Source:
Grand Valley Reinstalls Artwork Blaspheming Jesus’s Mother

One brave student started a movement to remove this installation, and after the furor died down, GVSU just moved it to the provost’s office
GVSU artwork

Allendale — Noah Mullins, the GVSU senior who successfully led the charge to get the artwork taken down the first time around, is determined to do it again. As a Catholic, his motive is personal.

“Using Mary to promote this worldly ideology that is clearly against Catholic teaching, most Christian teaching, protestant branches, orthodox… is blasphemous to the Blessed Mother,” he said.

In September 2024, the art piece hung at the student union building, the Kirkhoff Center. The piece was created by GVSU alumna Irlanda Beltran and said to have been purchased by the university for $1,800.

In her artist summary, Beltran describes her piece entitled Petalos de Cambio (Petals of Change) as addressing issues in Mexico such as “homophobia, gender-based violence, and mental health stigma” that continue to perpetuate “cycles of discrimination and exclusion” and create “barriers to equality and well-being for marginalized individuals.” The mural “seeks to address these pressing issues by harnessing the power of art and reevaluated Catholic teachings to foster a more inclusive society in Mexico…”

Petalos de Cambio (Petals of Change) by Irlanda Beltran. Photo credit: GVSU art gallery.

Calling the artwork’s depictions of Mary “blasphemous” and “sacrilegious,” students reached out to GVSU leadership who met with them last October. School officials told students that the purpose of their time together was for the students to feel heard and understood, but that the artwork was not coming down.

At one of the meetings, a student asked the officials if there were an “artwork of you with an X through your face and a gun pointed at you how would you feel?” No one answered.

In his research to convince the leadership to remove the artwork, Mullins perused GVSU’s art gallery website and found nothing even close to Beltran’s piece—no examples of the Star of David or images of Mohammed being desecrated. “In this age,” Mullins said, “the only faith acceptable to attack from the perspective of the left is Christianity.”

In December, Mullins presented leadership with evidence of Jesus’ mother Mary being Jewish, pointing out that this artwork would also be considered an antisemitic attack. He also was able to present her as being Muslim, according to the Quran.

Next Mullins went to lawmakers, Reps. Luke Meerman and Jamie Thompson. Rep. Thompson tweeted about the situation in January, which led to more media coverage, including interviews with the local news. A media storm ensued.

In an interview with Stephen Kokx of Lifesite News, Kokx told Mullins the protest would be an excellent issue for U.S. Attorney General Pam Bondi to take on, since she was launching an anti-Christian bias task force. “Because it’s an attack on people of religious belief,” Kokx said.

On Feb. 5, the media attention, pressure from elected officials, and student protests convinced GVSU officials to remove the artwork from the Kirkhof Center and place it into storage. However, Assistant Vice President of Communications Chris Knape said the Grand Valley Art Museum would be relocating the piece “where it can be presented with greater context.”

Written exercise 1:
Render the records as a numbered list, covering only the part that opens with their first line and closes with the line containing "- contact-instruction: Merci", and leave out any blank lines.
The article and the records come from separate, unrelated sources.

Data records
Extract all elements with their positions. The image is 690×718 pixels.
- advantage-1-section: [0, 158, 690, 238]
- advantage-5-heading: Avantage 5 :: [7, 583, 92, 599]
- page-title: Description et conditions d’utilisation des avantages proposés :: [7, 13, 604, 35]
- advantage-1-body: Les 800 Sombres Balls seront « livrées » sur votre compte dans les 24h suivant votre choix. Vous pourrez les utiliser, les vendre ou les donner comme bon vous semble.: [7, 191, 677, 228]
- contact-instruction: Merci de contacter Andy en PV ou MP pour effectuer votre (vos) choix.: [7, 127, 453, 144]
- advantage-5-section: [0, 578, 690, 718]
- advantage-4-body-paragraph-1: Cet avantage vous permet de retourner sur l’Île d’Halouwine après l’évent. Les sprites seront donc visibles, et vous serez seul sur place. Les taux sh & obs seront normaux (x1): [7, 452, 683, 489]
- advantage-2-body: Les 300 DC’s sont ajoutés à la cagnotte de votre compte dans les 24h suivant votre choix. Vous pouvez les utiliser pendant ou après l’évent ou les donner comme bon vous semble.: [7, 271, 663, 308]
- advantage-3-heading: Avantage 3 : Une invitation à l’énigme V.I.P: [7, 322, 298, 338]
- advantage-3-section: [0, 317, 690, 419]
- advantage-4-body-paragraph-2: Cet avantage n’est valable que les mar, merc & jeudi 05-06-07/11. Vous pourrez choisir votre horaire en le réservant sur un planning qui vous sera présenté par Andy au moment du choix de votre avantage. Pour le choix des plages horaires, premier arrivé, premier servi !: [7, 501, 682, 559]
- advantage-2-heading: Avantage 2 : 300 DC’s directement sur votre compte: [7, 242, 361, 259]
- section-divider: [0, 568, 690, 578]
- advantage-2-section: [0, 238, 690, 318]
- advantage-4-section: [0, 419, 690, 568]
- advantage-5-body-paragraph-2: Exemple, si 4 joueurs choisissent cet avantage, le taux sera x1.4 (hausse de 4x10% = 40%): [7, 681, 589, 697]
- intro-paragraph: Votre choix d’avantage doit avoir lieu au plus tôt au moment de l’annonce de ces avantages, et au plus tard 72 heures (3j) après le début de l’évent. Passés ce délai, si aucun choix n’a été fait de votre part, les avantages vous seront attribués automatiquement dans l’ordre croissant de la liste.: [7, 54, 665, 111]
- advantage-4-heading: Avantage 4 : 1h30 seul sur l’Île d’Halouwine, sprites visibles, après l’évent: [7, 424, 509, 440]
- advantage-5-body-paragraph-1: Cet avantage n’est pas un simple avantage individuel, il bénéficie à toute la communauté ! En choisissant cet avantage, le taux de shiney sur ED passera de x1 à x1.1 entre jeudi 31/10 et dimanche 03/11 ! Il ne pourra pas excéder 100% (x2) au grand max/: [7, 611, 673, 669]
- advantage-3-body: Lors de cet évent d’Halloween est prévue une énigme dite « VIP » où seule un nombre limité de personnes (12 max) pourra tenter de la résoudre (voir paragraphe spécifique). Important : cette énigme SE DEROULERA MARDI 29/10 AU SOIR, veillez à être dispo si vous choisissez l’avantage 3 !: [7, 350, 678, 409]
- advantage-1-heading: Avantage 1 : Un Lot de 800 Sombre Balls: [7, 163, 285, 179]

Written exercise 2:
Set down, word for word, the part of the article on the Grand Valley artwork that opens with the words containing "Allendale — Noah" and closes with "university for $1,800.".

Full output 1:
1. Extract all elements with their positions. The image is 690×718 pixels.
2. - advantage-1-section: [0, 158, 690, 238]
3. - advantage-5-heading: Avantage 5 :: [7, 583, 92, 599]
4. - page-title: Description et conditions d’utilisation des avantages proposés :: [7, 13, 604, 35]
5. - advantage-1-body: Les 800 Sombres Balls seront « livrées » sur votre compte dans les 24h suivant votre choix. Vous pourrez les utiliser, les vendre ou les donner comme bon vous semble.: [7, 191, 677, 228]
6. - contact-instruction: Merci de contacter Andy en PV ou MP pour effectuer votre (vos) choix.: [7, 127, 453, 144]

Full output 2:
Allendale — Noah Mullins, the GVSU senior who successfully led the charge to get the artwork taken down the first time around, is determined to do it again. As a Catholic, his motive is personal.

“Using Mary to promote this worldly ideology that is clearly against Catholic teaching, most Christian teaching, protestant branches, orthodox… is blasphemous to the Blessed Mother,” he said.

In September 2024, the art piece hung at the student union building, the Kirkhoff Center. The piece was created by GVSU alumna Irlanda Beltran and said to have been purchased by the university for $1,800.